GOAL »
Transcribe every entry below word for word, but skip the pictures.

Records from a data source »
—————

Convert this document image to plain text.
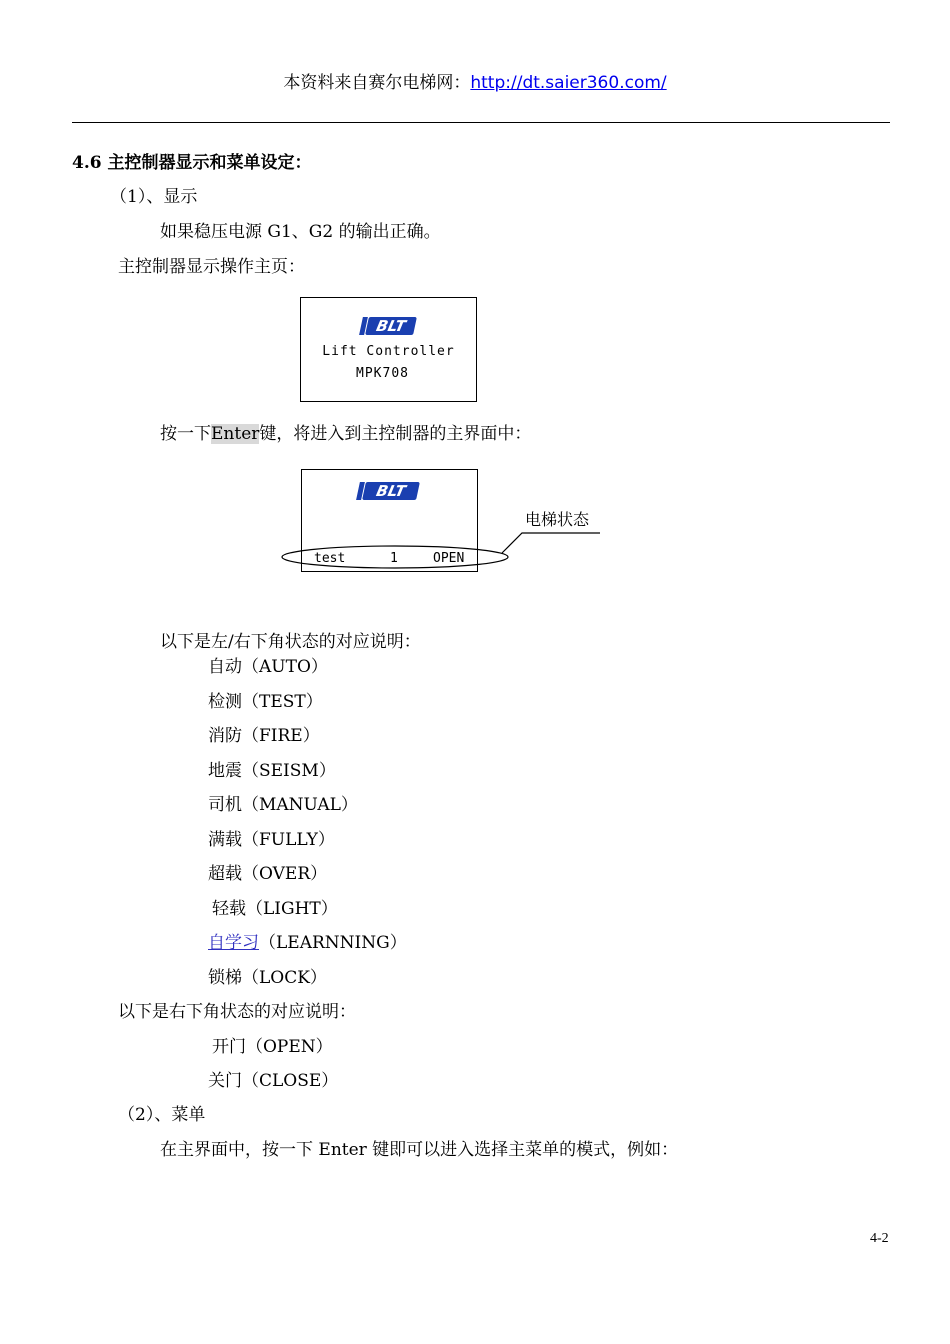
本资料来自赛尔电梯网：http://dt.saier360.com/
4.6 主控制器显示和菜单设定：
（1）、显示
如果稳压电源 G1、G2 的输出正确。
主控制器显示操作主页：
BLT
Lift Controller
MPK708
按一下Enter键，将进入到主控制器的主界面中：
BLT
test	1	OPEN
电梯状态
以下是左/右下角状态的对应说明：
自动（AUTO）
检测（TEST）
消防（FIRE）
地震（SEISM）
司机（MANUAL）
满载（FULLY）
超载（OVER）
轻载（LIGHT）
自学习（LEARNNING）
锁梯（LOCK）
以下是右下角状态的对应说明：
开门（OPEN）
关门（CLOSE）
（2）、菜单
在主界面中，按一下 Enter 键即可以进入选择主菜单的模式，例如：
4-2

—————

COMPLETED TASK »
Convert this document image to plain text.
本资料来自赛尔电梯网：http://dt.saier360.com/
4.6 主控制器显示和菜单设定：
（1）、显示
如果稳压电源 G1、G2 的输出正确。
主控制器显示操作主页：
BLT
Lift Controller
MPK708
按一下Enter键，将进入到主控制器的主界面中：
BLT
test	1	OPEN
电梯状态
以下是左/右下角状态的对应说明：
自动（AUTO）
检测（TEST）
消防（FIRE）
地震（SEISM）
司机（MANUAL）
满载（FULLY）
超载（OVER）
轻载（LIGHT）
自学习（LEARNNING）
锁梯（LOCK）
以下是右下角状态的对应说明：
开门（OPEN）
关门（CLOSE）
（2）、菜单
在主界面中，按一下 Enter 键即可以进入选择主菜单的模式，例如：
4-2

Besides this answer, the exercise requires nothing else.